[What the exercise asks]
If a line in the records below contains the word "survival", copy it.

[Material for this exercise]
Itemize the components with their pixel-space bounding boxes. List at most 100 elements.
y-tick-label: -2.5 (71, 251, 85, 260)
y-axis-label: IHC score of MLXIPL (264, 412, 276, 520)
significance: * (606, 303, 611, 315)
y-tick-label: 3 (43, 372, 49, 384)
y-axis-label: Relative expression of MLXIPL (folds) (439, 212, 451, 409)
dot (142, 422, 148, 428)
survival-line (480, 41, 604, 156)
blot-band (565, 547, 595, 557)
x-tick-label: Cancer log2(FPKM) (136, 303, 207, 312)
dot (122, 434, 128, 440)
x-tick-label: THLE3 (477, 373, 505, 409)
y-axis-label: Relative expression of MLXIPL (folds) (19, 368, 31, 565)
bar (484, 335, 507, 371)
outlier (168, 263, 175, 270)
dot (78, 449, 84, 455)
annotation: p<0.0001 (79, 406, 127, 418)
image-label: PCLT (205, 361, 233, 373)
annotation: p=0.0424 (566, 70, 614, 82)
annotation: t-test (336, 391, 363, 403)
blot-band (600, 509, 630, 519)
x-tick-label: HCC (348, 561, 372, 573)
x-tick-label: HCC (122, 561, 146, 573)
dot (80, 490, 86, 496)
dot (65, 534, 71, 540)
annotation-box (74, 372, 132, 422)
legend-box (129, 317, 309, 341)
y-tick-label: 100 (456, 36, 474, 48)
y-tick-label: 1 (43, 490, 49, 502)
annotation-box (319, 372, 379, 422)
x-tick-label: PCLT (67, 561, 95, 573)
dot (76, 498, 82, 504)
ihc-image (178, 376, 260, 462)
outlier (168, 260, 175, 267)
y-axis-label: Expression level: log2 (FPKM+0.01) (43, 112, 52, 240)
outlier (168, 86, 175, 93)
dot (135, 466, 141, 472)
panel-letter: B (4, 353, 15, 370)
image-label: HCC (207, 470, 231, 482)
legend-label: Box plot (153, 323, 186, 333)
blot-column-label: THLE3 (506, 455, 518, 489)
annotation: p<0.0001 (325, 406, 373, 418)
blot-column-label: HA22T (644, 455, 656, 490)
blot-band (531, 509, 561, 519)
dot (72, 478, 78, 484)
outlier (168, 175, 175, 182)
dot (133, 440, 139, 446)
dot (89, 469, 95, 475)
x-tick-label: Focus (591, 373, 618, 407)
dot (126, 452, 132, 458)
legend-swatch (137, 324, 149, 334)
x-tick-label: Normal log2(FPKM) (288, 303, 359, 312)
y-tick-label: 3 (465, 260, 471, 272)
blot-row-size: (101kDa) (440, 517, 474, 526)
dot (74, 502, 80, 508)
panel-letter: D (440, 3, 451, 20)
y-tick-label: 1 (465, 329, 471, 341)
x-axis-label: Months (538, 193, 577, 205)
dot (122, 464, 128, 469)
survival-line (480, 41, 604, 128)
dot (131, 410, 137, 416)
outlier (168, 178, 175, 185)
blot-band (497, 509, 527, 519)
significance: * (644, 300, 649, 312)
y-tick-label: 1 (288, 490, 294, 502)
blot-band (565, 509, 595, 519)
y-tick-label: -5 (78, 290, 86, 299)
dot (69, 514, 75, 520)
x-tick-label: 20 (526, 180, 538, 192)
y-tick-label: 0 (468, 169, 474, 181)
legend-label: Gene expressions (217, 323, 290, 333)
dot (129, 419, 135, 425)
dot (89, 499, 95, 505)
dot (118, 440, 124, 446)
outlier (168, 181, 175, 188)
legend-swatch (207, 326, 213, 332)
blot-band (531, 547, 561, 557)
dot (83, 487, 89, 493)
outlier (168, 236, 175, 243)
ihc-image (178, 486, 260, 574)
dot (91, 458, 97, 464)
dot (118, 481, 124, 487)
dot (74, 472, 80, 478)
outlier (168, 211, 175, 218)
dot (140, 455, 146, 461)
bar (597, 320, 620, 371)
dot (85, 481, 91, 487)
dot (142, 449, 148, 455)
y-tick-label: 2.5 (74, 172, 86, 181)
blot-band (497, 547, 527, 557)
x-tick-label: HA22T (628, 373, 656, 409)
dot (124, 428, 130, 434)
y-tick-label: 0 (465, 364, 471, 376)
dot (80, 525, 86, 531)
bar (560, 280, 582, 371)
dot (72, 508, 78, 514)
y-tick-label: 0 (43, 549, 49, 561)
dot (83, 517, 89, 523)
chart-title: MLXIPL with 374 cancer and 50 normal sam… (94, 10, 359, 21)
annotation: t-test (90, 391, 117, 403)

[Task response]
survival-line (480, 41, 604, 156)
survival-line (480, 41, 604, 128)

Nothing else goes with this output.